PROBLEM → Say how many lines in the records include the string "highlighted", adding no other words.

Dataset records:
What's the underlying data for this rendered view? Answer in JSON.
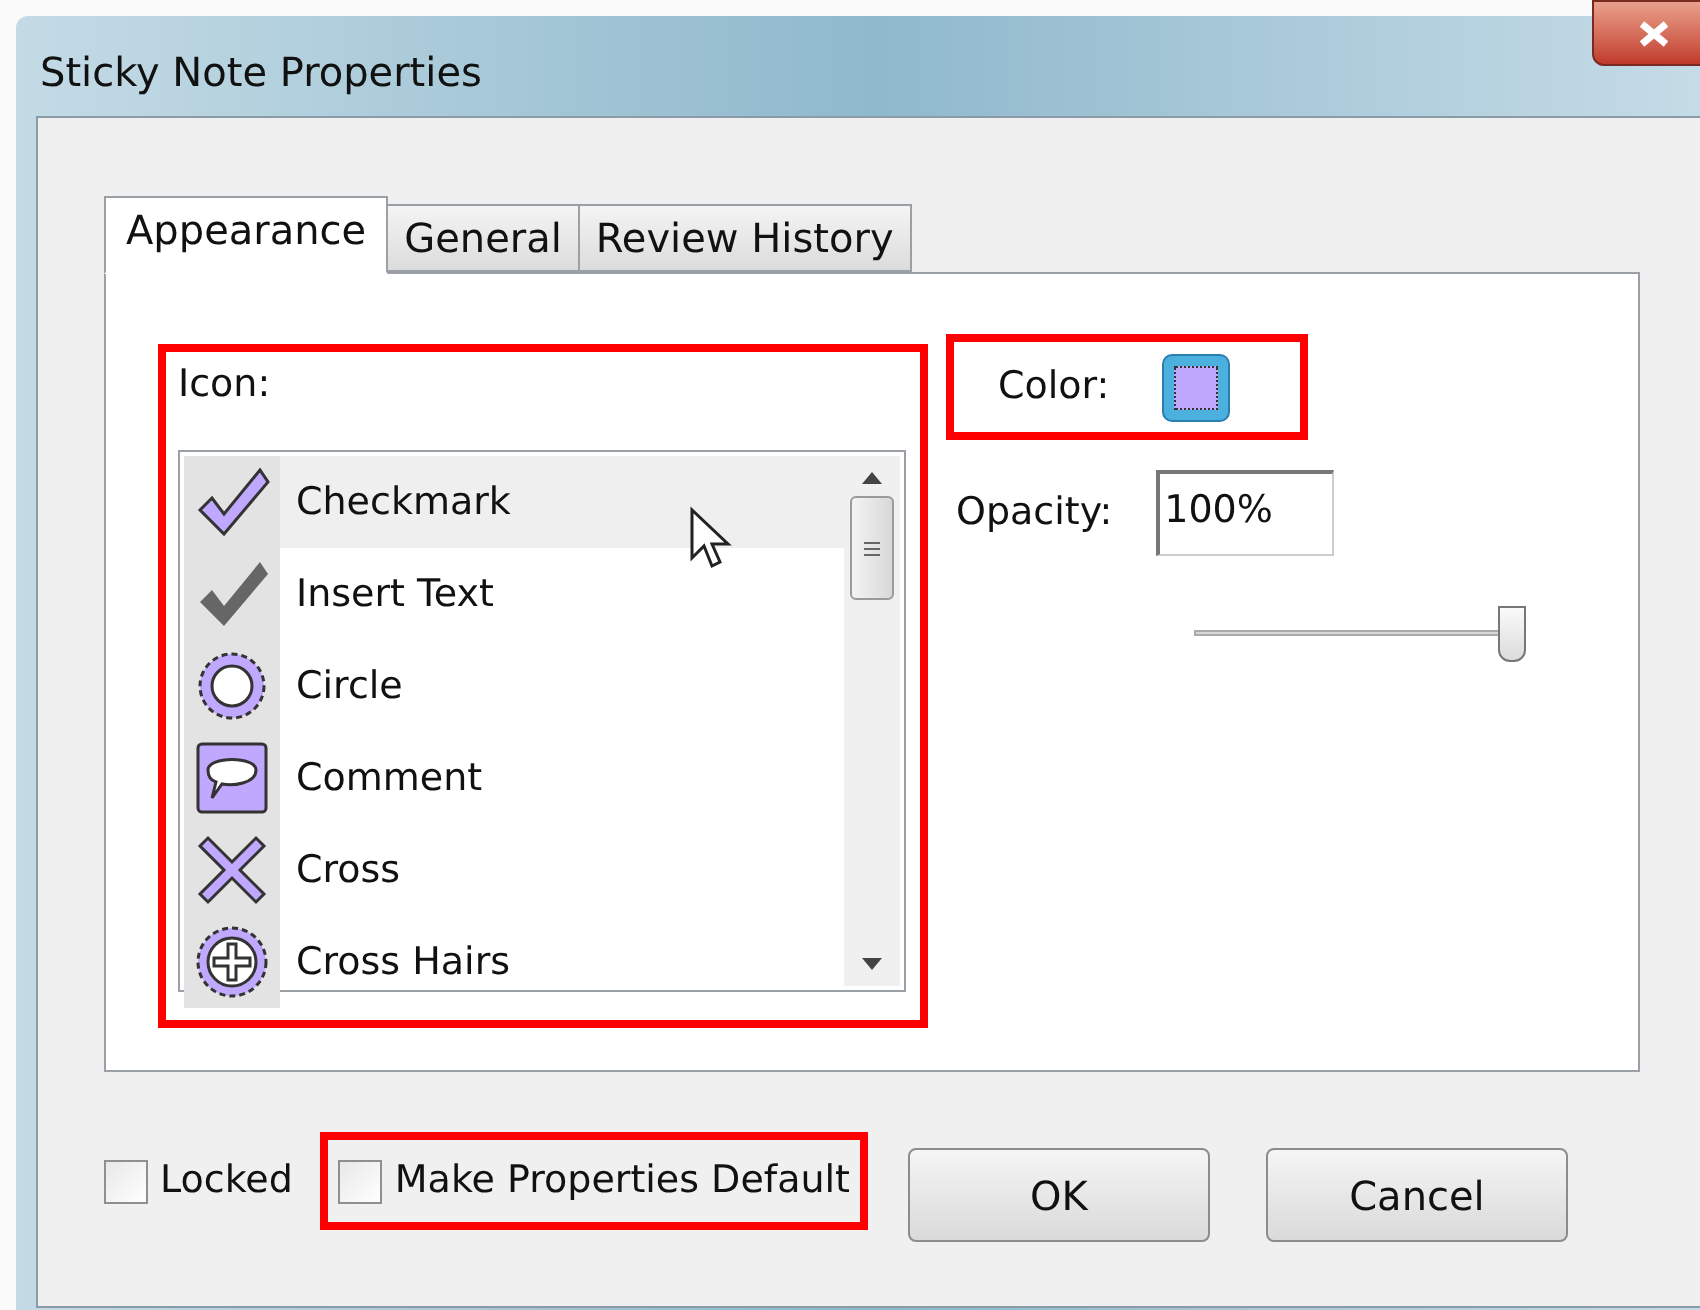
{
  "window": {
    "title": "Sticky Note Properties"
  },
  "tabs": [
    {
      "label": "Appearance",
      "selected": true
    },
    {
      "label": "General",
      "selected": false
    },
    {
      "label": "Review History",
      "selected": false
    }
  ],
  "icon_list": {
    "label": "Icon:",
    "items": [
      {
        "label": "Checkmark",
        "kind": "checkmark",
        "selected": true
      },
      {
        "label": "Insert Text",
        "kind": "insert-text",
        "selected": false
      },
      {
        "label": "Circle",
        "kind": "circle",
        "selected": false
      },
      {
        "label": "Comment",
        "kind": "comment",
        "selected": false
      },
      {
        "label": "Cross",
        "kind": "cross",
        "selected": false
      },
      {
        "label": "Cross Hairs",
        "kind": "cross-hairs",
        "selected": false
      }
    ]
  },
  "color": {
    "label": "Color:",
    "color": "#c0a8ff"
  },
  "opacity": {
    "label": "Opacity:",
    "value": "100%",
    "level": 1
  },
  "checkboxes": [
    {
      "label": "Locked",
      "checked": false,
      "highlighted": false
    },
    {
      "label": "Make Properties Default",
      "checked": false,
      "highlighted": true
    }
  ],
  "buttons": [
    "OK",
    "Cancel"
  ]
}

SOLUTION TO THIS PROBLEM → 2